-- Start EXTRACTED MATERIAL --

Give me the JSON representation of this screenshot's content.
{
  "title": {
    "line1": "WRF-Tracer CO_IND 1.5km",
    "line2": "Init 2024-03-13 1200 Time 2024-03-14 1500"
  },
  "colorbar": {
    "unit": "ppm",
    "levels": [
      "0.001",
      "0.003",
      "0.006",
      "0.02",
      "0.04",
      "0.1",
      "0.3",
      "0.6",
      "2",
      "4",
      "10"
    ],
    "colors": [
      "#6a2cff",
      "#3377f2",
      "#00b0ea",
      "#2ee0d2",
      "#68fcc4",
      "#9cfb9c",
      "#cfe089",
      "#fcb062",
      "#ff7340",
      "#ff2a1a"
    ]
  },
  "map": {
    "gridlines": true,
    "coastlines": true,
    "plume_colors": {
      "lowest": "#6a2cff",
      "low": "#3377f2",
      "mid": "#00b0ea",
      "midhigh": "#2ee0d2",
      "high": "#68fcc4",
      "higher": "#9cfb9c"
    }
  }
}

-- End EXTRACTED MATERIAL --

*TASK DIRECTIONS:*
Please quote the records above exactly, without skipping a line.

*RESULT:*
Give me the JSON representation of this screenshot's content.
{
  "title": {
    "line1": "WRF-Tracer CO_IND 1.5km",
    "line2": "Init 2024-03-13 1200 Time 2024-03-14 1500"
  },
  "colorbar": {
    "unit": "ppm",
    "levels": [
      "0.001",
      "0.003",
      "0.006",
      "0.02",
      "0.04",
      "0.1",
      "0.3",
      "0.6",
      "2",
      "4",
      "10"
    ],
    "colors": [
      "#6a2cff",
      "#3377f2",
      "#00b0ea",
      "#2ee0d2",
      "#68fcc4",
      "#9cfb9c",
      "#cfe089",
      "#fcb062",
      "#ff7340",
      "#ff2a1a"
    ]
  },
  "map": {
    "gridlines": true,
    "coastlines": true,
    "plume_colors": {
      "lowest": "#6a2cff",
      "low": "#3377f2",
      "mid": "#00b0ea",
      "midhigh": "#2ee0d2",
      "high": "#68fcc4",
      "higher": "#9cfb9c"
    }
  }
}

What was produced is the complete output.